● DESCRIPTION OF THE TASK
Reply with one number: the count of lines in the listing that contain the string "nuove".

● Collected data entries
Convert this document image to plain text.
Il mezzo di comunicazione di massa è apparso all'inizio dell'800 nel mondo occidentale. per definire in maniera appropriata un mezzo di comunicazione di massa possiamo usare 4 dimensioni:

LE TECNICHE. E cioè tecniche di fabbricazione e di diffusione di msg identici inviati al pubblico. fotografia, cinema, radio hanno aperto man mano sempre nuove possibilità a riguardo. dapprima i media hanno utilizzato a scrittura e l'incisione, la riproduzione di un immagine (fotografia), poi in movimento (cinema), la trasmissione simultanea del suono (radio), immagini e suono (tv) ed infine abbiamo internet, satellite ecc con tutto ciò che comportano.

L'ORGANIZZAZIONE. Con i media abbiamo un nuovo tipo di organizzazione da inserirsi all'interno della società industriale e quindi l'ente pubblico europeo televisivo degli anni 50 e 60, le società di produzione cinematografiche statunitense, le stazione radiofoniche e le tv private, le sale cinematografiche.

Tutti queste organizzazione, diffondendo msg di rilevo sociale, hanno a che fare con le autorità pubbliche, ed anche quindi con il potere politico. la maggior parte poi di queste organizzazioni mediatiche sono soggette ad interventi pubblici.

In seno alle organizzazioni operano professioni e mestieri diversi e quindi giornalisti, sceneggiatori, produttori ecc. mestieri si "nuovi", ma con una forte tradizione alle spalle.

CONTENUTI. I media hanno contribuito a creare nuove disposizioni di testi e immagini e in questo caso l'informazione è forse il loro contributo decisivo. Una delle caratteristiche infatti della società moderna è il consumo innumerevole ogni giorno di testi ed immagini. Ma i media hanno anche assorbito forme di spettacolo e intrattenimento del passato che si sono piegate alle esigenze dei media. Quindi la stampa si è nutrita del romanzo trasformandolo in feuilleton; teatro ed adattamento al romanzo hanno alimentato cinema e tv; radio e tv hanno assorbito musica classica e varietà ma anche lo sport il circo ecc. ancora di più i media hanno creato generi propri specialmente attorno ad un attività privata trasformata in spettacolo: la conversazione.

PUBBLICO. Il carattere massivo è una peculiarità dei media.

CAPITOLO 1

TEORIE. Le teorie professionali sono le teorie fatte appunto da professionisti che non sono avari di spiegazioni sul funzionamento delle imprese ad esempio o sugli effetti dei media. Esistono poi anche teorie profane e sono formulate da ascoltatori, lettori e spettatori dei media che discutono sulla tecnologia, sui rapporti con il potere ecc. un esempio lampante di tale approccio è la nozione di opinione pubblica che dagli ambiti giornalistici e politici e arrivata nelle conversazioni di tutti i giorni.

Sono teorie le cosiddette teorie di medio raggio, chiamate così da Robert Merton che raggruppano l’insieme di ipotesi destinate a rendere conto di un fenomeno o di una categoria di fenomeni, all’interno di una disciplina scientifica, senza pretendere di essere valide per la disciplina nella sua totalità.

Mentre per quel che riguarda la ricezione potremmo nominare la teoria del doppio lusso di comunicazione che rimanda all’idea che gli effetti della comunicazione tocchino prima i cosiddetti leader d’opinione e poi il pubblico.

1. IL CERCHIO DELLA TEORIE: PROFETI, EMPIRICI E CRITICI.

● EXERCISE RESULT
2